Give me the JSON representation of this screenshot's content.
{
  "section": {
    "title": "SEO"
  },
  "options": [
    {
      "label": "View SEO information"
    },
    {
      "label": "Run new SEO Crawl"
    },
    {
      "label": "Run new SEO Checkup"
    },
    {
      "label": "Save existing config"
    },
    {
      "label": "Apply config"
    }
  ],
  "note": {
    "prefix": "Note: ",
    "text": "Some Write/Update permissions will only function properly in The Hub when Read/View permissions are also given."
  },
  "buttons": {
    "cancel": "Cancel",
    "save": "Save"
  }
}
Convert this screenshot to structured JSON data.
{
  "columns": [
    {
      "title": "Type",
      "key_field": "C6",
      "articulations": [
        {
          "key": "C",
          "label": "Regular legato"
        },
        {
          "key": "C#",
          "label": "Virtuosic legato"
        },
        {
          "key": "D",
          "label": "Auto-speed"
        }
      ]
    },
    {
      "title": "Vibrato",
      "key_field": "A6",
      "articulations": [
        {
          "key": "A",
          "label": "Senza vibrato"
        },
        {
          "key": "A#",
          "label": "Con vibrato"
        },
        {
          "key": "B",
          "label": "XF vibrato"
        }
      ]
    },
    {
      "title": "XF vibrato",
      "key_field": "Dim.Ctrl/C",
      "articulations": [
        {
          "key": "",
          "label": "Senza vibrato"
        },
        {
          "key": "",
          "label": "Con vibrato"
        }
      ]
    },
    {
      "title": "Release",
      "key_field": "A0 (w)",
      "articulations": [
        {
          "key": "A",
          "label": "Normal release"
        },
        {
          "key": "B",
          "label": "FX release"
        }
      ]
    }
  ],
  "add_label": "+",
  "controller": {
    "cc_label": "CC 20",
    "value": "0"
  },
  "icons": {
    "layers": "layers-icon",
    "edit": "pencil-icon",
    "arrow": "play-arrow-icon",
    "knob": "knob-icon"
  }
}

___

### [Exercise requirements]
Tally the lines of the data that contain the string "screenshot" and report the total alone.

### [Output of the task]
2